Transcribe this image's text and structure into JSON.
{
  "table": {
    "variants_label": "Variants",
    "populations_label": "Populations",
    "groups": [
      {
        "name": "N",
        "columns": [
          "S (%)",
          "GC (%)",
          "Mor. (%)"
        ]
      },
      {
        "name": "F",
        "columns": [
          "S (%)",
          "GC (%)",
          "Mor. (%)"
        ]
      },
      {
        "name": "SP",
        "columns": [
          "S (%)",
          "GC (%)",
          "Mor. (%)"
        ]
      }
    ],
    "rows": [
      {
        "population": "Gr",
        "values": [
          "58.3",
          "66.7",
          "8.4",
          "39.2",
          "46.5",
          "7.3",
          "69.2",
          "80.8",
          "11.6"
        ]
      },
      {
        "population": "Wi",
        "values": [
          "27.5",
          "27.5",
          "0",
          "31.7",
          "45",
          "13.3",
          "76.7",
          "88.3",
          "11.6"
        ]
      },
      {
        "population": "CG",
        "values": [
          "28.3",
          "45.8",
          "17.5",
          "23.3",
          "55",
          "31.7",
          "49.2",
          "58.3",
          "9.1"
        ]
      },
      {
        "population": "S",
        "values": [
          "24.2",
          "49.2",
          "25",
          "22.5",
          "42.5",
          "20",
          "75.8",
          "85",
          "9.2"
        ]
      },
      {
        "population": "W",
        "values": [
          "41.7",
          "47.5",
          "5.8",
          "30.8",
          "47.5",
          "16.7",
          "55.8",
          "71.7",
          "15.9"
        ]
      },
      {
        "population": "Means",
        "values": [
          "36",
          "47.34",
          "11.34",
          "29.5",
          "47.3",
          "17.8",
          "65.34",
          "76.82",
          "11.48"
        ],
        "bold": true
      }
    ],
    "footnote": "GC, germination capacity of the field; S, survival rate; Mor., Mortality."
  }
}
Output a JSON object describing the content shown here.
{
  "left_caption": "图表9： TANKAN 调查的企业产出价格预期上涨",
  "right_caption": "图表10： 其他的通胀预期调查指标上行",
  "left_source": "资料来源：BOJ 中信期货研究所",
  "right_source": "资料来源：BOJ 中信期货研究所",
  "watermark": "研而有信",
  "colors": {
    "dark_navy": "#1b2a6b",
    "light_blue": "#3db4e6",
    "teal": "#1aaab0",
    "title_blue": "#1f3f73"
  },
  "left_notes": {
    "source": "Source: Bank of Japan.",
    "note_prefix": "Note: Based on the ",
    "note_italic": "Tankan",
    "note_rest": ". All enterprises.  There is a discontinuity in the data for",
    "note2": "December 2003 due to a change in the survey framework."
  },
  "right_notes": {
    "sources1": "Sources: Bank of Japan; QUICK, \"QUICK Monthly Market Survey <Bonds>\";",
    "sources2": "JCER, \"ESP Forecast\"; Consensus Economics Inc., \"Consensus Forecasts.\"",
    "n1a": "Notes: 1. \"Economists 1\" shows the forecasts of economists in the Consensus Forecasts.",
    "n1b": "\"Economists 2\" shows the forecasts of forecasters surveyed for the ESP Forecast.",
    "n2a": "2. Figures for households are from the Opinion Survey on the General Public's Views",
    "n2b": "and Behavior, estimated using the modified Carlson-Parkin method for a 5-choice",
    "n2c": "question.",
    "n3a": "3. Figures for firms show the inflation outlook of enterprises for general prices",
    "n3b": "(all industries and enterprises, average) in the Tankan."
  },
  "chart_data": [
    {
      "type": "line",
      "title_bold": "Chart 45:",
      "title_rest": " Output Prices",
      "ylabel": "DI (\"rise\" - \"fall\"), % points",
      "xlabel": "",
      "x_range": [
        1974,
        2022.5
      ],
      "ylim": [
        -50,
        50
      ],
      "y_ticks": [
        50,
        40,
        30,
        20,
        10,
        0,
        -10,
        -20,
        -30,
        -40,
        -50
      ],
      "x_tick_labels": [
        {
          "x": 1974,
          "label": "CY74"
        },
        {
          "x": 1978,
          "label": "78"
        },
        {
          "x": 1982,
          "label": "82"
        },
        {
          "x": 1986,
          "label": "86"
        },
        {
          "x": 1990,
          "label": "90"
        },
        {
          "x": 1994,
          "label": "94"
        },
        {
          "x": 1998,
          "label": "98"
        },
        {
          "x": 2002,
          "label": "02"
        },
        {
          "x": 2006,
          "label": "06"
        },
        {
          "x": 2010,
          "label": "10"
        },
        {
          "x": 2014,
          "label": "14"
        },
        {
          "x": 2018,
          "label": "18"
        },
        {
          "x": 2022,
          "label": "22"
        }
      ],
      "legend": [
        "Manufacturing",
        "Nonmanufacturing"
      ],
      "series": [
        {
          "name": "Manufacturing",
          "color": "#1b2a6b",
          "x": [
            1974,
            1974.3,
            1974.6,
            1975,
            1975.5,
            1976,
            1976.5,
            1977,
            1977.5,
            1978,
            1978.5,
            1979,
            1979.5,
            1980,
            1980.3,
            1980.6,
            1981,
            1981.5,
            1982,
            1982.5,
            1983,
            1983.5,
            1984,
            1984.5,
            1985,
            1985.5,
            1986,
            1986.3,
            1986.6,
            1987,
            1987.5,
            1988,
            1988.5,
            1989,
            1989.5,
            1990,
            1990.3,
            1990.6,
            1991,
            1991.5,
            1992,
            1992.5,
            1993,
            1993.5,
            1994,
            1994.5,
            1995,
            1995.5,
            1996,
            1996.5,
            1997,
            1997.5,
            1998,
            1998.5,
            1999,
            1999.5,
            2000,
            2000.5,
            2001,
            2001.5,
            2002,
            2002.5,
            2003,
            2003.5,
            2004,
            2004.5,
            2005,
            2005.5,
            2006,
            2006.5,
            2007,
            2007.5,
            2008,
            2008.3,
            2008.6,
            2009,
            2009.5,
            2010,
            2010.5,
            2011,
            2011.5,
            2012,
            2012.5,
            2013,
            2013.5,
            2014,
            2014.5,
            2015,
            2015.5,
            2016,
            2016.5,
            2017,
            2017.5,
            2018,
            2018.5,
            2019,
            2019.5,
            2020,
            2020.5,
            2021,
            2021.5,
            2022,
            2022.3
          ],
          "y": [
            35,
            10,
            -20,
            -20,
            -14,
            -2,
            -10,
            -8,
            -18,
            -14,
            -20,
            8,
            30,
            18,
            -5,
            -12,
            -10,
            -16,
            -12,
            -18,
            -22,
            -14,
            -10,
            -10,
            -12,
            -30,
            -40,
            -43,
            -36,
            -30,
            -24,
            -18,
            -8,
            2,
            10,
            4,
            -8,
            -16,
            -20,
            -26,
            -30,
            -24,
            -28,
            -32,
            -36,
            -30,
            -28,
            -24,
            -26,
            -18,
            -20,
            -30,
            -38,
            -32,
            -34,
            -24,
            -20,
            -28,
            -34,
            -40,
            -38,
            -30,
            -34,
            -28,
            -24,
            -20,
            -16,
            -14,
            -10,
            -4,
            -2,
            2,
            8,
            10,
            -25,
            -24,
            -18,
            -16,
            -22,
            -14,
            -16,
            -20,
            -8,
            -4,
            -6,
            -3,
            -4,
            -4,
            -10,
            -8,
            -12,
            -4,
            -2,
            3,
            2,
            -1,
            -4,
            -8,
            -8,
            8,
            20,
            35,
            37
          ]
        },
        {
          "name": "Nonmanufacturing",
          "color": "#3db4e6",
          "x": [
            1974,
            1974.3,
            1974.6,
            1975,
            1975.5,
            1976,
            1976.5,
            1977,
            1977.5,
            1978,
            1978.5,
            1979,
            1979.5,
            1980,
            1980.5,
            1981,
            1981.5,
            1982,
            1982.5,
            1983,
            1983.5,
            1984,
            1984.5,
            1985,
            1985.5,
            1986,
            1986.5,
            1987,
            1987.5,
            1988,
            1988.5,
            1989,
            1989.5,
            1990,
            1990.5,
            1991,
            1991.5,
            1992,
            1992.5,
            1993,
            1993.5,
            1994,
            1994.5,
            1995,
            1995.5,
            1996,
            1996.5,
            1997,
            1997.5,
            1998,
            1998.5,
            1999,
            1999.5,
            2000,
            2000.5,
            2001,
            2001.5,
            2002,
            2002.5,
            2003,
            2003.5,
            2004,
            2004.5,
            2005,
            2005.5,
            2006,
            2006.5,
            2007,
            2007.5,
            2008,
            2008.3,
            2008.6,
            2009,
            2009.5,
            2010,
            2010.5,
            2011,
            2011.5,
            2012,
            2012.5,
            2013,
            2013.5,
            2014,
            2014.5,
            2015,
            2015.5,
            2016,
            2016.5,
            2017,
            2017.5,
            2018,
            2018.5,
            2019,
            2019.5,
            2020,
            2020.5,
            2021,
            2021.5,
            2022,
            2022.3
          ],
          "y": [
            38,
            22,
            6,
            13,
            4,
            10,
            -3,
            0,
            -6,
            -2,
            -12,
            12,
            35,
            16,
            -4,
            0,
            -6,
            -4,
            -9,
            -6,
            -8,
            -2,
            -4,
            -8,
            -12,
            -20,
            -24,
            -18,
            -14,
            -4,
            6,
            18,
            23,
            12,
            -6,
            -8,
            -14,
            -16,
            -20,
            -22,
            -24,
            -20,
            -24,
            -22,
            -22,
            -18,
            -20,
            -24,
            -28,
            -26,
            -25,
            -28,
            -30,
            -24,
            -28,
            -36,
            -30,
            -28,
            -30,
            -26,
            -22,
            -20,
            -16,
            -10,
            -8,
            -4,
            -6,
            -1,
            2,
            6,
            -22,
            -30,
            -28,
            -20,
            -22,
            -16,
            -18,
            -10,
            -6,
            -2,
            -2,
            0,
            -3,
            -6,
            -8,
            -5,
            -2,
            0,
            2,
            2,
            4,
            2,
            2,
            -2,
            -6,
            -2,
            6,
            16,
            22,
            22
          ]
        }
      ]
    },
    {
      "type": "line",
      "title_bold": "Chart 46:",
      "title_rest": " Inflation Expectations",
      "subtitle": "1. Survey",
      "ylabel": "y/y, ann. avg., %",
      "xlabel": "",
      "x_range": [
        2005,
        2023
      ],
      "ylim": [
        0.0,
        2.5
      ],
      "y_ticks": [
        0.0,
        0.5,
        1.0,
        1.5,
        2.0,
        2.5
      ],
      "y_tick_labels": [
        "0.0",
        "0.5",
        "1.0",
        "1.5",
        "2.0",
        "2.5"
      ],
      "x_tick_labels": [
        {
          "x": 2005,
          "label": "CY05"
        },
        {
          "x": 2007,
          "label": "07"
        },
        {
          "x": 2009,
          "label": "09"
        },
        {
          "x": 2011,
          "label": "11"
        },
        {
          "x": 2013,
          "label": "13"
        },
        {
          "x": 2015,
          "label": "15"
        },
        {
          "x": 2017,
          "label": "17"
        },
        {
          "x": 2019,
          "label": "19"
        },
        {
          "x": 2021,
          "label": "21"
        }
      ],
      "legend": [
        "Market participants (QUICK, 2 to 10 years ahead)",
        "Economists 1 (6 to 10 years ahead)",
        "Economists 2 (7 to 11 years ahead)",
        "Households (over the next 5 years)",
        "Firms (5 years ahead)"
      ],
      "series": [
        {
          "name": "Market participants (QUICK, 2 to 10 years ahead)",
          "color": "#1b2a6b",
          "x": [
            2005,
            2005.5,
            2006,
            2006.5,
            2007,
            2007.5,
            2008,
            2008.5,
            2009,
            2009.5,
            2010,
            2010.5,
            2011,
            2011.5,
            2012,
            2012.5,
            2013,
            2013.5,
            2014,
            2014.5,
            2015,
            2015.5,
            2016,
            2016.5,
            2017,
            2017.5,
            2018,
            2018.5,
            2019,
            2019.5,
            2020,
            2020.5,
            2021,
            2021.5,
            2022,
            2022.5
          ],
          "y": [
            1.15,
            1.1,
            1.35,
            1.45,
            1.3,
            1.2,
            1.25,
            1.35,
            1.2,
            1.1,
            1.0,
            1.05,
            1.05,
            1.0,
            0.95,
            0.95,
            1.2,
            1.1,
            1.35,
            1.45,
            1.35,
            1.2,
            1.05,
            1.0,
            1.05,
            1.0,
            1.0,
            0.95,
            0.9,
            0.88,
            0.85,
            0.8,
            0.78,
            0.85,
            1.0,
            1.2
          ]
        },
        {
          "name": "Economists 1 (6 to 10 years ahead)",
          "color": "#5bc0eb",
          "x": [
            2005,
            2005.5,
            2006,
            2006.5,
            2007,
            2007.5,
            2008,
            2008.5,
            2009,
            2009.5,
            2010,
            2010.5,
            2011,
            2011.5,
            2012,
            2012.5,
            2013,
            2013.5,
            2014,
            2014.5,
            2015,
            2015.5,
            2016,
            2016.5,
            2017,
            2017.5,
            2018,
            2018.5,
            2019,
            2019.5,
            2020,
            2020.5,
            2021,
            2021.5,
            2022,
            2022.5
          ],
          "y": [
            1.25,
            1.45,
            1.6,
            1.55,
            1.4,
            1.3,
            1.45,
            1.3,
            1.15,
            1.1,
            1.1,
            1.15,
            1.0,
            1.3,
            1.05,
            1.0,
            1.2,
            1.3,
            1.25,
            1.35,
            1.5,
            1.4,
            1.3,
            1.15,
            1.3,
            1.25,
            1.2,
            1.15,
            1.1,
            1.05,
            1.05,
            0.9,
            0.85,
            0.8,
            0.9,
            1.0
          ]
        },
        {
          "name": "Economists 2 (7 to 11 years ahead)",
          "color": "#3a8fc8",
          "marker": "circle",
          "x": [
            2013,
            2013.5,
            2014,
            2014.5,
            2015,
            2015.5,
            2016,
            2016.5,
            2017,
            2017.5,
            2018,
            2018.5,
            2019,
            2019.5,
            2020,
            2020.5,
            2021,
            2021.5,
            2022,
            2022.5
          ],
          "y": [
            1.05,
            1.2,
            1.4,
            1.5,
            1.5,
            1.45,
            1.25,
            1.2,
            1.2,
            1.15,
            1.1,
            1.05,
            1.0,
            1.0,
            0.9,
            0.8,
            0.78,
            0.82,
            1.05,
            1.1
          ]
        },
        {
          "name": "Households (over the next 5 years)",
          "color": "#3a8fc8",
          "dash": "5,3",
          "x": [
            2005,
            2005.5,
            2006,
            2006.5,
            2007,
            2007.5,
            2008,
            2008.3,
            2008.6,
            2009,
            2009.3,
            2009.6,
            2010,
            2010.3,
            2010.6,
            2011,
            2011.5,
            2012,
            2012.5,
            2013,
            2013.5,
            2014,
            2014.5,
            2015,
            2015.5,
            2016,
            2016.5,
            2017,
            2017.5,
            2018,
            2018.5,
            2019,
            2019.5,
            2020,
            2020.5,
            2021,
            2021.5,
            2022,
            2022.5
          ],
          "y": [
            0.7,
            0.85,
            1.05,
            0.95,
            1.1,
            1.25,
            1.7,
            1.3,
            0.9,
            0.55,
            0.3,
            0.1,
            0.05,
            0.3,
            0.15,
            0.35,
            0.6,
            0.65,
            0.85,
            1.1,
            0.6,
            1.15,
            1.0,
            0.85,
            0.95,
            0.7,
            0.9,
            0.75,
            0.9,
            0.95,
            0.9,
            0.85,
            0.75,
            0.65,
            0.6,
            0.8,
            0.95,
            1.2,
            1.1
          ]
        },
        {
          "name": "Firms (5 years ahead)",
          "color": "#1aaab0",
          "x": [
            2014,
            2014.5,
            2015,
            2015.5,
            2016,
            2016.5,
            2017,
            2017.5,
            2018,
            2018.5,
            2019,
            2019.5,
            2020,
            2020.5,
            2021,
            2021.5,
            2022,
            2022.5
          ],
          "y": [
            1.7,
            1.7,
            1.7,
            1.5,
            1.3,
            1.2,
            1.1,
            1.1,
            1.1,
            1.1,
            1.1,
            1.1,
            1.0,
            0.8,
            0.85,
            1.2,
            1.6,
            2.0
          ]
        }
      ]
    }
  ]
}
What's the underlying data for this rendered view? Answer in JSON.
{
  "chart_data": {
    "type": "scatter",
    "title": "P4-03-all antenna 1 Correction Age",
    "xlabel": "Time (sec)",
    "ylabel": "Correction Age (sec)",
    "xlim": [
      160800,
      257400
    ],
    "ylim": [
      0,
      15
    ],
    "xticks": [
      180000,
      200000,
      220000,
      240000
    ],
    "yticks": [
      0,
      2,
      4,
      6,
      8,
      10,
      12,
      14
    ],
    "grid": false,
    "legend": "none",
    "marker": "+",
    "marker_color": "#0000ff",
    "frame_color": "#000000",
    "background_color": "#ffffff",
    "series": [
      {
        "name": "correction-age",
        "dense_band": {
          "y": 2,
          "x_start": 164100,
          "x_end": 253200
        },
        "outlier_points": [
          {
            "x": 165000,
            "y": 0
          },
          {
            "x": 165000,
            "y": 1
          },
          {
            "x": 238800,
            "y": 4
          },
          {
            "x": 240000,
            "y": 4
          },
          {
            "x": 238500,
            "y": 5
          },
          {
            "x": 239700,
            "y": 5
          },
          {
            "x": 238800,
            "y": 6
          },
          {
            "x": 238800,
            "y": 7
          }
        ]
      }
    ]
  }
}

——

> _Exercise prompt_
Locate and copy each line in the data above that includes the word "Japan".

> _Problem solution_
    "source": "Source: Bank of Japan.",
    "sources1": "Sources: Bank of Japan; QUICK, \"QUICK Monthly Market Survey <Bonds>\";",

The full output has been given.